- TASK DETAILS
Locate the lines where "кассовый" occurs and copy them as they stand.

---------------

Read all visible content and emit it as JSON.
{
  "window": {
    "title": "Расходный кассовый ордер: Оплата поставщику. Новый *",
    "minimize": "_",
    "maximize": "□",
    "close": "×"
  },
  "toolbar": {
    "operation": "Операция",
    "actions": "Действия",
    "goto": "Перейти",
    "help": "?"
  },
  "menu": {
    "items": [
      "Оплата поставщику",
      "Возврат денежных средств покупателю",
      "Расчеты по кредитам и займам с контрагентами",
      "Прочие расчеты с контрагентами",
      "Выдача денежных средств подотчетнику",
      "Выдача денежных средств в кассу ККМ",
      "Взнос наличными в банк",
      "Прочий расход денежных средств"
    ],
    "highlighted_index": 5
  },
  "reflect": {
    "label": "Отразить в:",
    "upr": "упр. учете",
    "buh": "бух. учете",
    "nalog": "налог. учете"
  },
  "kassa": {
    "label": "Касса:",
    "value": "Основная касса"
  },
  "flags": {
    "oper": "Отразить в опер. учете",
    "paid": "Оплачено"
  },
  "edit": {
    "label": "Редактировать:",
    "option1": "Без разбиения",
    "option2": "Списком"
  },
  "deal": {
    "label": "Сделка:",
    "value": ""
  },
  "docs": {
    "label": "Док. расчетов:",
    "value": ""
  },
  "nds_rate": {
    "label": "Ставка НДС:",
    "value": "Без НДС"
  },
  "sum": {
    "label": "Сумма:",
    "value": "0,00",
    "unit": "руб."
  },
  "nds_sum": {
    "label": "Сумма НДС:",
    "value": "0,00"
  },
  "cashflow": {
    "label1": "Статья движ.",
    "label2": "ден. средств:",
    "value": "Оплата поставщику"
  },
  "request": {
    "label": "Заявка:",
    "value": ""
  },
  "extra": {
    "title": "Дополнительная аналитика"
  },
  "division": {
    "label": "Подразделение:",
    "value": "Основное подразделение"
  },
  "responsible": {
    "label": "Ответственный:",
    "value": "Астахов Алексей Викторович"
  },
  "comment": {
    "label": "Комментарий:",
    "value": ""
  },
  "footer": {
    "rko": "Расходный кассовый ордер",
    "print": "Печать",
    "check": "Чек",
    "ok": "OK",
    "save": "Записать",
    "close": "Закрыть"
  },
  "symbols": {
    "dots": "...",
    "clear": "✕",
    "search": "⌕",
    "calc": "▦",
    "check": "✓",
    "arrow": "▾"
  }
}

---------------

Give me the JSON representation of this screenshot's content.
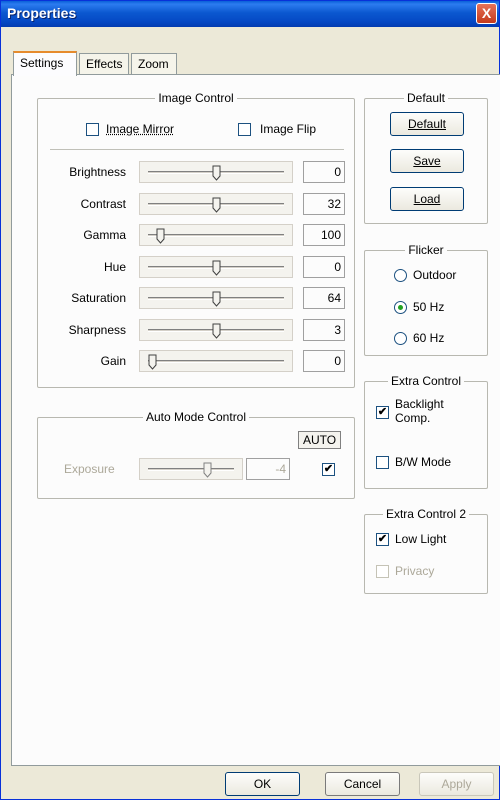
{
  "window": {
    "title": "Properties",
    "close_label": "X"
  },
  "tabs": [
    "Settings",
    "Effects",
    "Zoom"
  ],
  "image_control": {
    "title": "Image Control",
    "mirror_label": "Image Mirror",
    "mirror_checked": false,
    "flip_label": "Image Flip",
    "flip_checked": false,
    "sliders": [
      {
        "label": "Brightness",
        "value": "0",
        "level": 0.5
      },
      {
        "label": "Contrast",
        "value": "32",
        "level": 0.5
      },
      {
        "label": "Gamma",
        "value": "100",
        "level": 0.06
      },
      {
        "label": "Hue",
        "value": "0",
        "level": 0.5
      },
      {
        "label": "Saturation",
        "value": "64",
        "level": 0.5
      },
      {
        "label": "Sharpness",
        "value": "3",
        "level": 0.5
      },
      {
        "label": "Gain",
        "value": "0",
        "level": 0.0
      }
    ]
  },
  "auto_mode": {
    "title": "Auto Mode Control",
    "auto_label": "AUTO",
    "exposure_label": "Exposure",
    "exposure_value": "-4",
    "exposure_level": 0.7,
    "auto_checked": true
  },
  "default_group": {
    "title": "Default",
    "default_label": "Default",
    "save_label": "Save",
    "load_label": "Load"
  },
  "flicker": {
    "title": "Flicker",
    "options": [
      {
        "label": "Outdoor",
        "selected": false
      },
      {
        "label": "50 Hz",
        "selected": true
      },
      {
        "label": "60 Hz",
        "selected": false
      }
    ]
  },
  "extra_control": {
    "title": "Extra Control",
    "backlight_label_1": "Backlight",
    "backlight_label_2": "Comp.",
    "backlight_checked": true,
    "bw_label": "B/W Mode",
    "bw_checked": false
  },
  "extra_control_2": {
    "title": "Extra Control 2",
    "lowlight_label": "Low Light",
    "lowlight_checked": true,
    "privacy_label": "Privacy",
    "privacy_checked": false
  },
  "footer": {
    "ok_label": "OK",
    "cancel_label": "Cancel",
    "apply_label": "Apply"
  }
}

---------------

- TASK SOLUTION
    "title": "Расходный кассовый ордер: Оплата поставщику. Новый *",
    "rko": "Расходный кассовый ордер",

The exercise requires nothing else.